Exercise prompt. From the entries provided below, copy each line that contains the word "eller".

Input material.
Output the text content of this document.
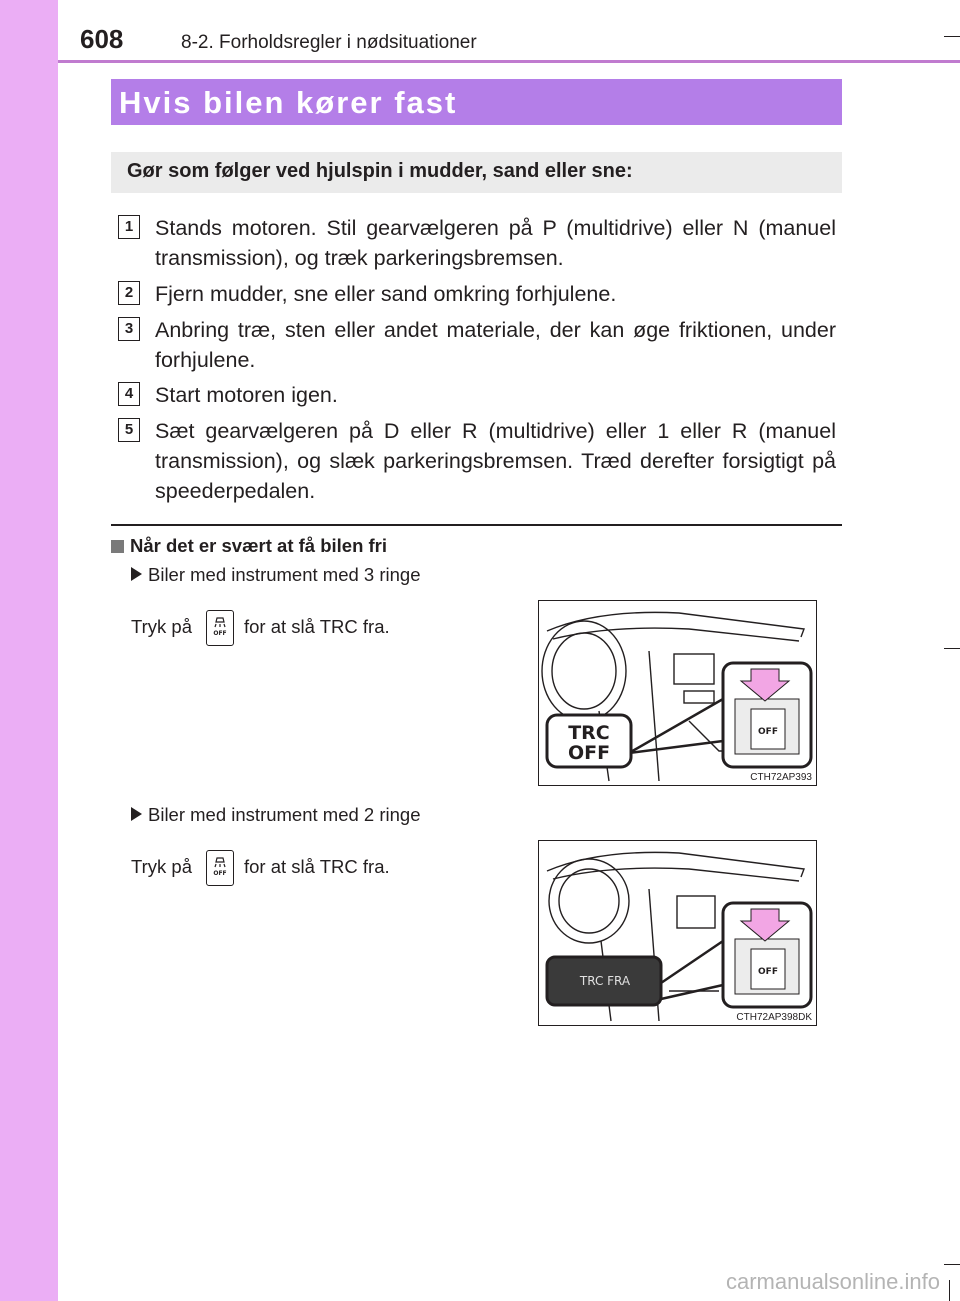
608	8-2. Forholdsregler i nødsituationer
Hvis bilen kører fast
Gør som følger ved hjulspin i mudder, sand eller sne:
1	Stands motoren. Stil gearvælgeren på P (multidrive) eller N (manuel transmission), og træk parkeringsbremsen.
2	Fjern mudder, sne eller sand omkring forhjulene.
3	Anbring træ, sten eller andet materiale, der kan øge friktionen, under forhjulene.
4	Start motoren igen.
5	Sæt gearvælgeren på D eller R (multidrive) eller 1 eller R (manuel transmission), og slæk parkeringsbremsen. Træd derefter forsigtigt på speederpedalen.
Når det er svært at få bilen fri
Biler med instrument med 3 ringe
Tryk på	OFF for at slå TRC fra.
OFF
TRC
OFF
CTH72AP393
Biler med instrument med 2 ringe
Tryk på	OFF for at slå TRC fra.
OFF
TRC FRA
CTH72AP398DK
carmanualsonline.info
==
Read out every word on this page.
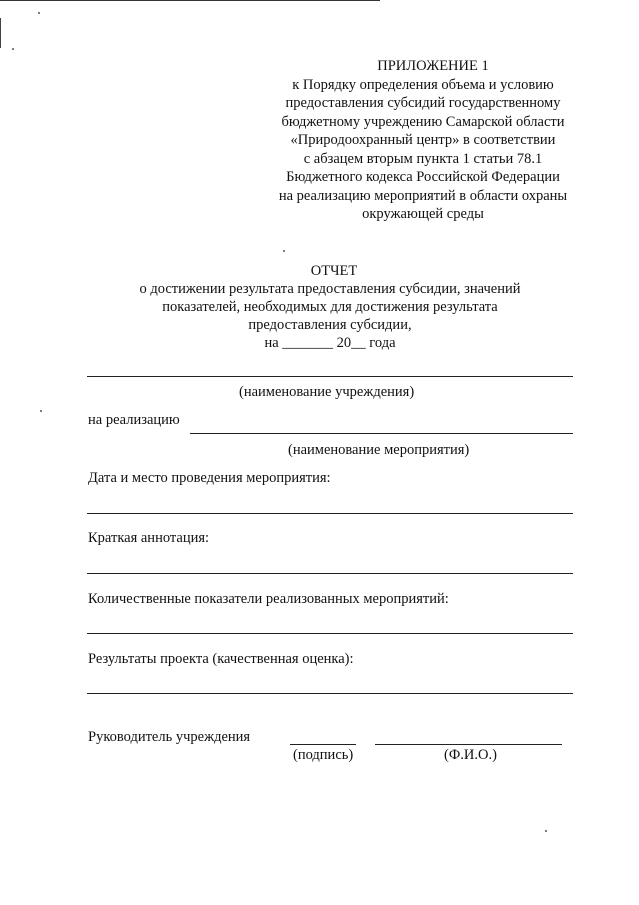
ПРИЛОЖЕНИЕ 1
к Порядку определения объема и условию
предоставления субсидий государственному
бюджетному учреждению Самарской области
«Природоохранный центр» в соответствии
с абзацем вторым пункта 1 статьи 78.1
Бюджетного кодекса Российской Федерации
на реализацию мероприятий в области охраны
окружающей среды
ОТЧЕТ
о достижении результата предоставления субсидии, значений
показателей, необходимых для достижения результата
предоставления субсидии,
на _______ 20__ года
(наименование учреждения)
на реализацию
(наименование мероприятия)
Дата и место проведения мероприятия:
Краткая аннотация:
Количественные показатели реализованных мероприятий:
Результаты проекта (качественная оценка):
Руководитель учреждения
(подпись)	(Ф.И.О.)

Task result.
Gør som følger ved hjulspin i mudder, sand eller sne:
1	Stands motoren. Stil gearvælgeren på P (multidrive) eller N (manuel transmission), og træk parkeringsbremsen.
2	Fjern mudder, sne eller sand omkring forhjulene.
3	Anbring træ, sten eller andet materiale, der kan øge friktionen, under forhjulene.
5	Sæt gearvælgeren på D eller R (multidrive) eller 1 eller R (manuel transmission), og slæk parkeringsbremsen. Træd derefter forsigtigt på speederpedalen.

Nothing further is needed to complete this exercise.